Instruction:
Go through the listing and return every line with "that" in it.

-- start Input rows --

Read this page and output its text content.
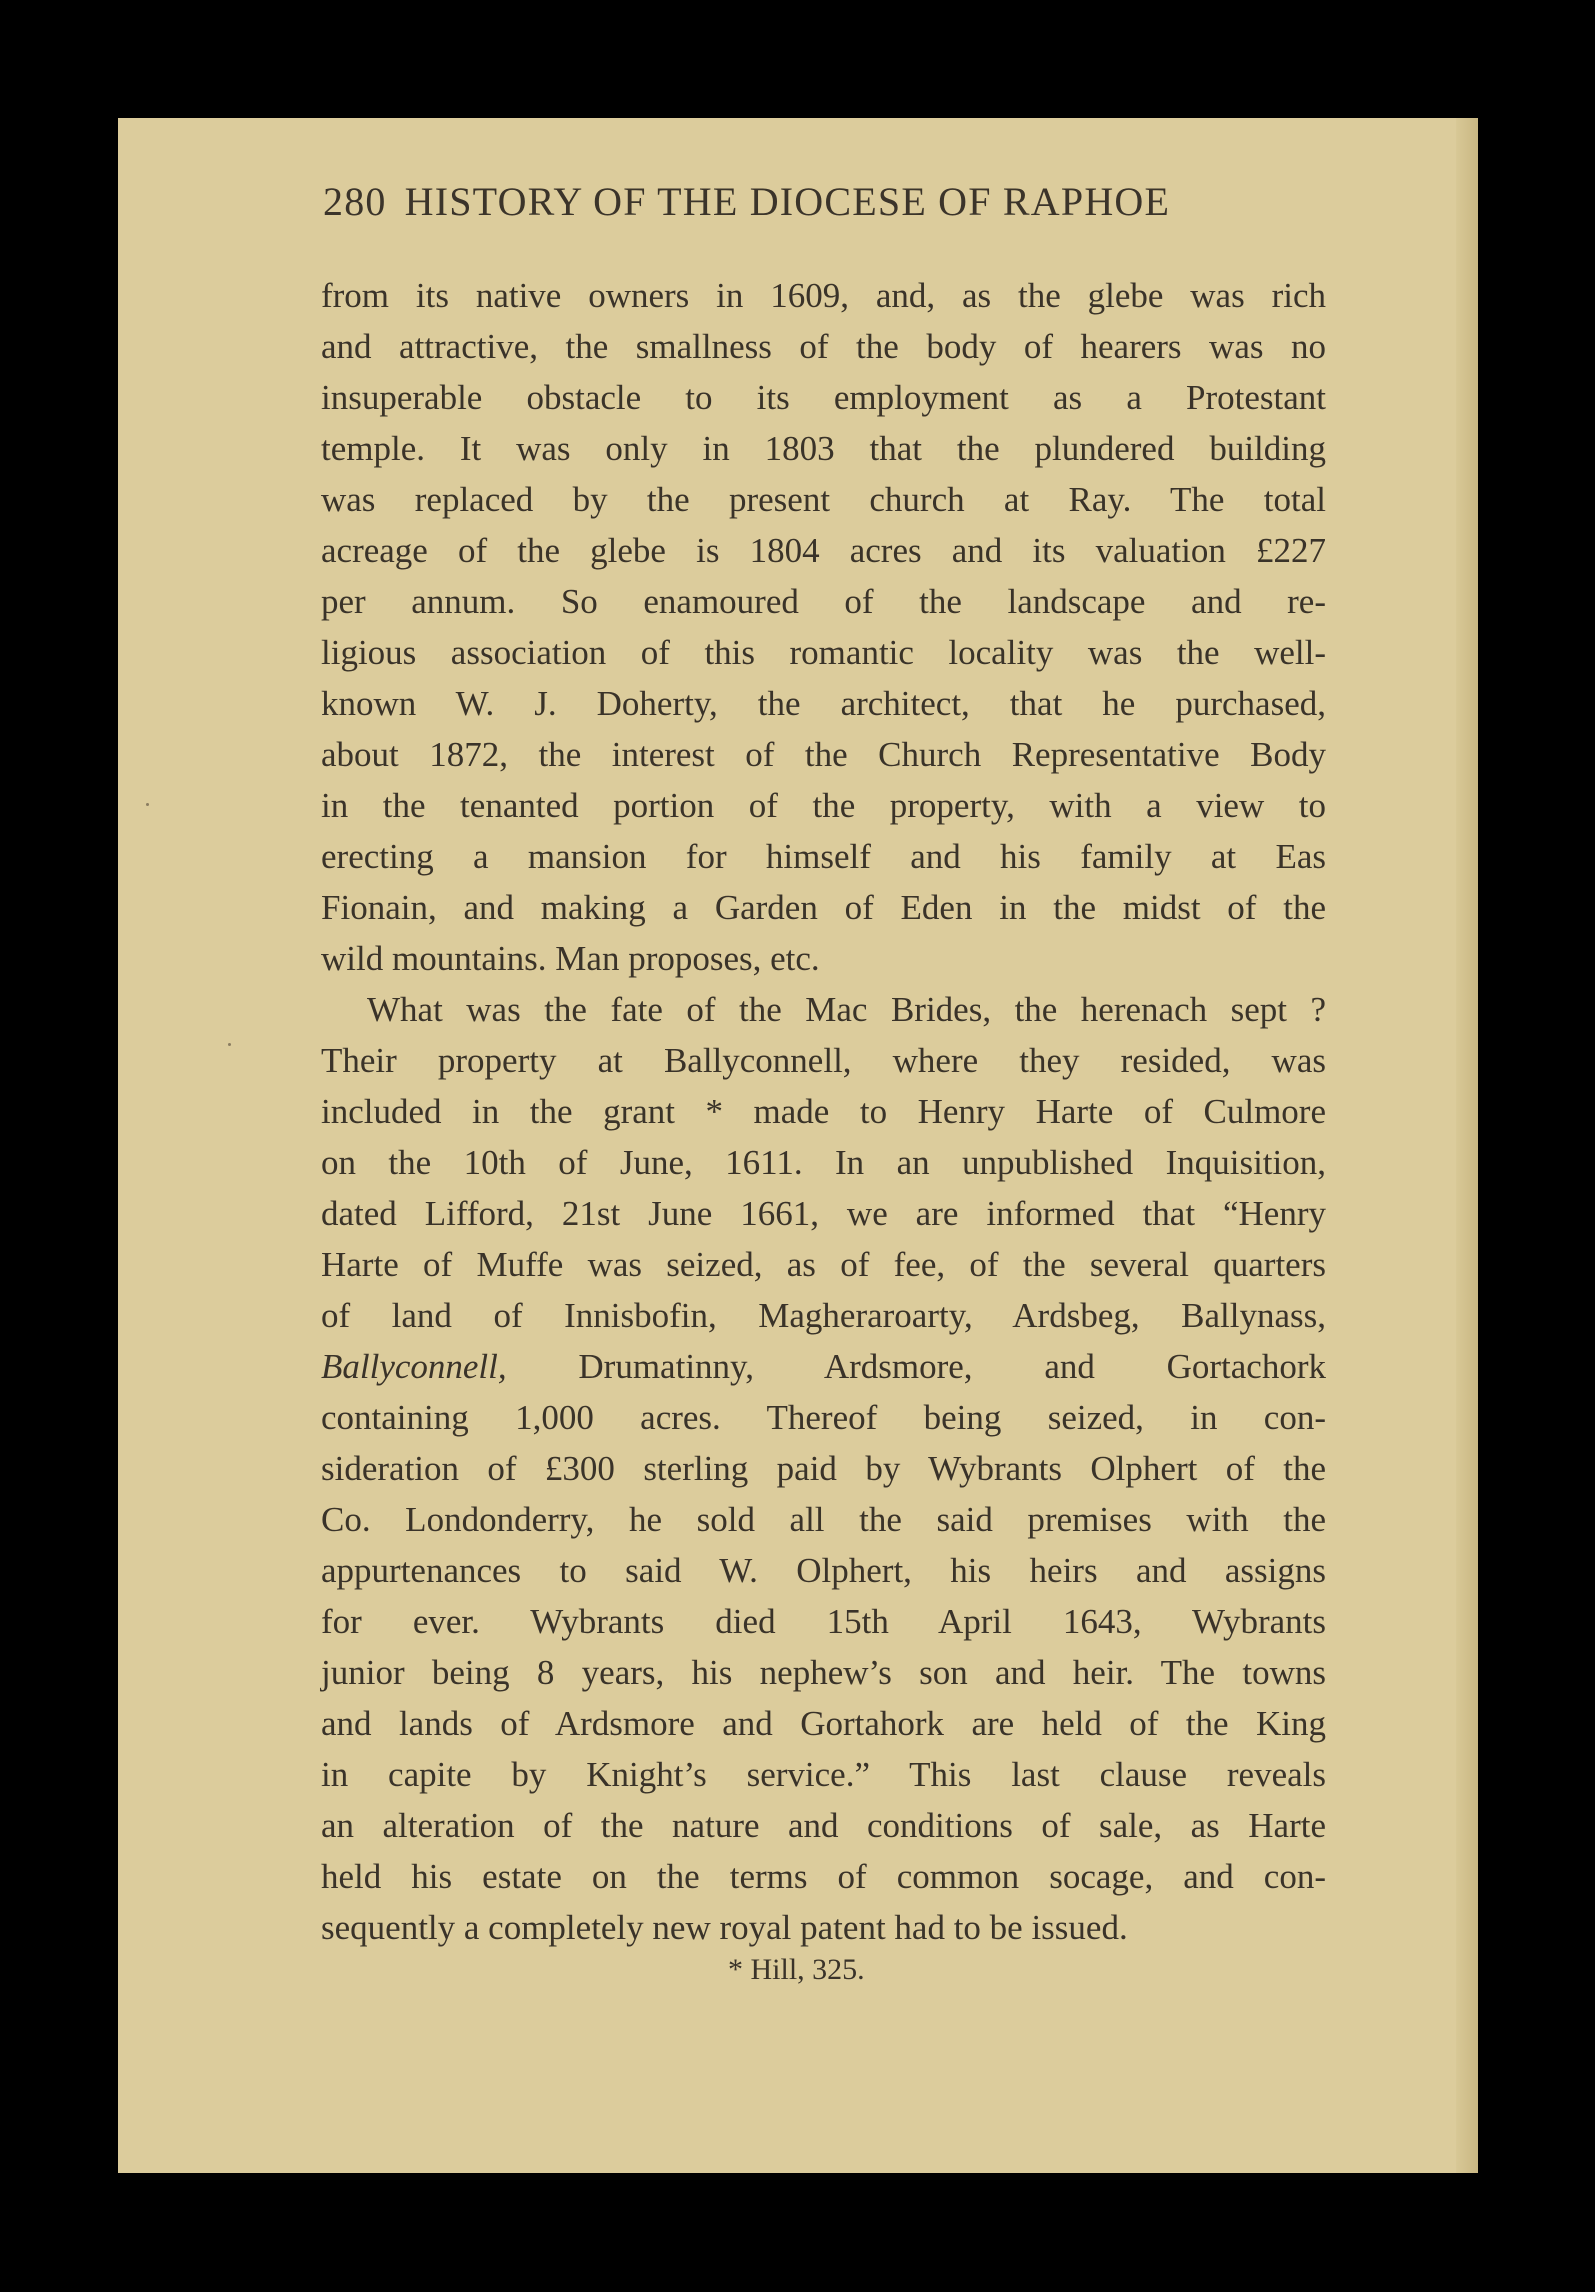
280 HISTORY OF THE DIOCESE OF RAPHOE
from its native owners in 1609, and, as the glebe was rich
and attractive, the smallness of the body of hearers was no
insuperable obstacle to its employment as a Protestant
temple. It was only in 1803 that the plundered building
was replaced by the present church at Ray. The total
acreage of the glebe is 1804 acres and its valuation £227
per annum. So enamoured of the landscape and re-
ligious association of this romantic locality was the well-
known W. J. Doherty, the architect, that he purchased,
about 1872, the interest of the Church Representative Body
in the tenanted portion of the property, with a view to
erecting a mansion for himself and his family at Eas
Fionain, and making a Garden of Eden in the midst of the
wild mountains. Man proposes, etc.
What was the fate of the Mac Brides, the herenach sept ?
Their property at Ballyconnell, where they resided, was
included in the grant * made to Henry Harte of Culmore
on the 10th of June, 1611. In an unpublished Inquisition,
dated Lifford, 21st June 1661, we are informed that “Henry
Harte of Muffe was seized, as of fee, of the several quarters
of land of Innisbofin, Magheraroarty, Ardsbeg, Ballynass,
Ballyconnell, Drumatinny, Ardsmore, and Gortachork
containing 1,000 acres. Thereof being seized, in con-
sideration of £300 sterling paid by Wybrants Olphert of the
Co. Londonderry, he sold all the said premises with the
appurtenances to said W. Olphert, his heirs and assigns
for ever. Wybrants died 15th April 1643, Wybrants
junior being 8 years, his nephew’s son and heir. The towns
and lands of Ardsmore and Gortahork are held of the King
in capite by Knight’s service.” This last clause reveals
an alteration of the nature and conditions of sale, as Harte
held his estate on the terms of common socage, and con-
sequently a completely new royal patent had to be issued.
* Hill, 325.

-- end Input rows --

Response to this task:
temple. It was only in 1803 that the plundered building
known W. J. Doherty, the architect, that he purchased,
dated Lifford, 21st June 1661, we are informed that “Henry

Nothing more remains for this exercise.